Joint Security Area () is a 2000 South Korean mystery thriller film starring Lee Young-ae, Lee Byung-hun and Song Kang-ho. It was directed by Park Chan-wook and is based on the novel DMZ by Park Sang-yeon. The film, which was shot on location in South Korea, concerns an investigation into the circumstances surrounding a fatal shooting incident within the DMZ, the heavily fortified border that separates North and South Korea.

It was the highest-grossing film in Korean film history at the time and won Best Film at the 2000 Blue Dragon Film Awards and the 2001 Grand Bell Awards.

Plot 
Two North Korean soldiers are killed in the DMZ in the Joint Security Area at a North Korean border house just across the Bridge of No Return, before Sergeant Lee Soo-hyeok (Lee Byung-hun), a wounded South Korean soldier on border duties, attempts to flee back to the South Korean side. The southern troops rescue him while gunfire erupts and, two days later, the fragile relationship between the two Koreas depends on a special investigation conducted by Swiss Army Major Sophie E. Jean (Lee Young-ae) on behalf of the Neutral Nations Supervisory Commission.

As Sergeant Lee Soo-hyeok has confessed to the shootings, Sophie investigates why the two Koreas have contradicting accounts of events; Soo-hyeok's states he was knocked out and kidnapped while relieving himself and, waking tied up in the North Korean border house, secretly freed himself and shot three North Korean soldiers, leaving two dead. The North Korean survivor Sergeant Oh Kyeong-pil (Song Kang-ho) states to Sophie that Soo-hyeok barged into the border house and shot everyone before retreating when the wounded Kyeong-pil returned fire.

The autopsy report shows that one North Korean soldier, Jeong Woo-jin (Shin Ha-kyun), was shot eight times repeatedly, indicating a grudge was held; additionally, a single bullet is not accounted for. Over the course of the investigation, witness Private First Class Nam Sung-shik (Kim Tae-woo) attempts suicide by jumping out of the window of the interrogation room and a strange emotional reaction between Kyeong-pil and Soo-hyeok during a meeting causes Sophie to confirm her suspicions that the surviving soldiers and Woo-jin held a mutual friendship and were attempting to protect one another.

Through flashbacks it is shown that Soo-hyeok had previously been on patrol with other soldiers, only to get lost on the North Korean side and to partially trip a mine; found by Kyeong-pil and Woo-jin, the two deactivate the mine, which later prompts Soo-hyeok to throw written messages over the border at the Bridge of No Return to maintain contact over the next several weeks. Eventually inviting Soo-hyeok across the border, the three become a group of friends that soon includes Sung-shik, with the four agreeing to leave politics out of their friendship so to remain loyal to their own countries.

**Given exercise 1:**
Write out the records exactly, starting with their first line and going on through the line that contains "statement-b: b. P".

**Record set:**
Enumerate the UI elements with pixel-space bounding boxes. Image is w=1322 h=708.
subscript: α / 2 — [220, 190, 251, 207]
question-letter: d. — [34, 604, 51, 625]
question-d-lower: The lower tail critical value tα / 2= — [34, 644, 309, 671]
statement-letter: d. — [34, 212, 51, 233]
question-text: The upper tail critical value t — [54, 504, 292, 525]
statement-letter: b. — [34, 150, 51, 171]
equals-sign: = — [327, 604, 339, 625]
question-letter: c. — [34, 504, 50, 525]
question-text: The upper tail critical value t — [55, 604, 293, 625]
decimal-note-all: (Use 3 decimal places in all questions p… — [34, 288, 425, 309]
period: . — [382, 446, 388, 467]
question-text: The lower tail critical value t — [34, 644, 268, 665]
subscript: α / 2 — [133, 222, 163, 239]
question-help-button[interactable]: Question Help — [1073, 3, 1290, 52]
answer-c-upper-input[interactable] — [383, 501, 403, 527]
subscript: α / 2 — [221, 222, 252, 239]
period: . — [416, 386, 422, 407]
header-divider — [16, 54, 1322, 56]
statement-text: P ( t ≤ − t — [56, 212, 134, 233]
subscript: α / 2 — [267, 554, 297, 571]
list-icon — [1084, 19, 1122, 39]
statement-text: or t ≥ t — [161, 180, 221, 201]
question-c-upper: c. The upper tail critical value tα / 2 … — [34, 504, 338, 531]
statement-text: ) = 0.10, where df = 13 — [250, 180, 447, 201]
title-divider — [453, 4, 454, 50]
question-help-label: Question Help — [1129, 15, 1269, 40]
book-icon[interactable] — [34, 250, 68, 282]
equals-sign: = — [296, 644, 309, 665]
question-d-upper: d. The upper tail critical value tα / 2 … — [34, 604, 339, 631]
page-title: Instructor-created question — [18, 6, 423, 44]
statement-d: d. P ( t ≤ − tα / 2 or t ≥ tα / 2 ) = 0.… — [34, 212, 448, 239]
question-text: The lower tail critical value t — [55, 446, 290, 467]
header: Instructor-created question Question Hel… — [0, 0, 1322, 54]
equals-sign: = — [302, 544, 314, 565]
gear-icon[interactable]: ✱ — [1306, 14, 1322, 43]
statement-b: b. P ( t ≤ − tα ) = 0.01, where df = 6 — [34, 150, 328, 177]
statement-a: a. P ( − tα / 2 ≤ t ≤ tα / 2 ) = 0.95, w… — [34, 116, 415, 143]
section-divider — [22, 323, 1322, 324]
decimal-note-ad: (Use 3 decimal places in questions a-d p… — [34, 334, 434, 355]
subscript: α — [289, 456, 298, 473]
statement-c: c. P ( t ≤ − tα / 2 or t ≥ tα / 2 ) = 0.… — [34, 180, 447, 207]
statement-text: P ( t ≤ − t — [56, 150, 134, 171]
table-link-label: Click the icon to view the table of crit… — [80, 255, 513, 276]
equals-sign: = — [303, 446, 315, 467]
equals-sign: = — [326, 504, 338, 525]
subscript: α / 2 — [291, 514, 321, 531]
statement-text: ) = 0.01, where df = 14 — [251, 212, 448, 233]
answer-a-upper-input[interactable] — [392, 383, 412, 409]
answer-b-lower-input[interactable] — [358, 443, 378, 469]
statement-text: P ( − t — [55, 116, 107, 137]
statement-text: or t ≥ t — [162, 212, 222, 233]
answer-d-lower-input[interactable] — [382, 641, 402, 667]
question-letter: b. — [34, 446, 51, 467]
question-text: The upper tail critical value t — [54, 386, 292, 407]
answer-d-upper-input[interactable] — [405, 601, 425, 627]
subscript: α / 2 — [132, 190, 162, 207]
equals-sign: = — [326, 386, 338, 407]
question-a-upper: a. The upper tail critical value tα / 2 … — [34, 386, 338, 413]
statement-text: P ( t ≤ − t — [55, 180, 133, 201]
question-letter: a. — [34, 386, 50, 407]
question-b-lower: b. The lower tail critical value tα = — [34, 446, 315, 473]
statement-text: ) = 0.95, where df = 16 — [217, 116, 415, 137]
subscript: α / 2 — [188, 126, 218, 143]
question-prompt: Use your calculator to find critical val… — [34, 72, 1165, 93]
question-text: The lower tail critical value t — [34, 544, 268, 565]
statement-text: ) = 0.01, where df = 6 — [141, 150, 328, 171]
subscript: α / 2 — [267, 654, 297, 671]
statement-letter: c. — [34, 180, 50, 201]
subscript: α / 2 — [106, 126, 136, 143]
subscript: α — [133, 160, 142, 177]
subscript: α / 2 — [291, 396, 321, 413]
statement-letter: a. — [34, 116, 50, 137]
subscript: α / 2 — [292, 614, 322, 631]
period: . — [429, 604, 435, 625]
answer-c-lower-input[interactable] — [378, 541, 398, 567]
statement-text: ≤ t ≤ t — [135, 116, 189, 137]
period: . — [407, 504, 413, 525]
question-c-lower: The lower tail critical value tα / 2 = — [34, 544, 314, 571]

**Given exercise 2:**
Reproduce word for word the passage of the Joint Security Area text starting with "Joint Security Area ()" and going on through "and South Korea.".

**Correct result 1:**
Enumerate the UI elements with pixel-space bounding boxes. Image is w=1322 h=708.
subscript: α / 2 — [220, 190, 251, 207]
question-letter: d. — [34, 604, 51, 625]
question-d-lower: The lower tail critical value tα / 2= — [34, 644, 309, 671]
statement-letter: d. — [34, 212, 51, 233]
question-text: The upper tail critical value t — [54, 504, 292, 525]
statement-letter: b. — [34, 150, 51, 171]
equals-sign: = — [327, 604, 339, 625]
question-letter: c. — [34, 504, 50, 525]
question-text: The upper tail critical value t — [55, 604, 293, 625]
decimal-note-all: (Use 3 decimal places in all questions p… — [34, 288, 425, 309]
period: . — [382, 446, 388, 467]
question-text: The lower tail critical value t — [34, 644, 268, 665]
subscript: α / 2 — [133, 222, 163, 239]
question-help-button[interactable]: Question Help — [1073, 3, 1290, 52]
answer-c-upper-input[interactable] — [383, 501, 403, 527]
subscript: α / 2 — [221, 222, 252, 239]
period: . — [416, 386, 422, 407]
header-divider — [16, 54, 1322, 56]
statement-text: P ( t ≤ − t — [56, 212, 134, 233]
subscript: α / 2 — [267, 554, 297, 571]
list-icon — [1084, 19, 1122, 39]
statement-text: or t ≥ t — [161, 180, 221, 201]
question-c-upper: c. The upper tail critical value tα / 2 … — [34, 504, 338, 531]
statement-text: ) = 0.10, where df = 13 — [250, 180, 447, 201]
title-divider — [453, 4, 454, 50]
question-help-label: Question Help — [1129, 15, 1269, 40]
book-icon[interactable] — [34, 250, 68, 282]
equals-sign: = — [296, 644, 309, 665]
question-d-upper: d. The upper tail critical value tα / 2 … — [34, 604, 339, 631]
page-title: Instructor-created question — [18, 6, 423, 44]
statement-d: d. P ( t ≤ − tα / 2 or t ≥ tα / 2 ) = 0.… — [34, 212, 448, 239]
question-text: The lower tail critical value t — [55, 446, 290, 467]
header: Instructor-created question Question Hel… — [0, 0, 1322, 54]
equals-sign: = — [302, 544, 314, 565]
gear-icon[interactable]: ✱ — [1306, 14, 1322, 43]
statement-b: b. P ( t ≤ − tα ) = 0.01, where df = 6 — [34, 150, 328, 177]

**Correct result 2:**
Joint Security Area () is a 2000 South Korean mystery thriller film starring Lee Young-ae, Lee Byung-hun and Song Kang-ho. It was directed by Park Chan-wook and is based on the novel DMZ by Park Sang-yeon. The film, which was shot on location in South Korea, concerns an investigation into the circumstances surrounding a fatal shooting incident within the DMZ, the heavily fortified border that separates North and South Korea.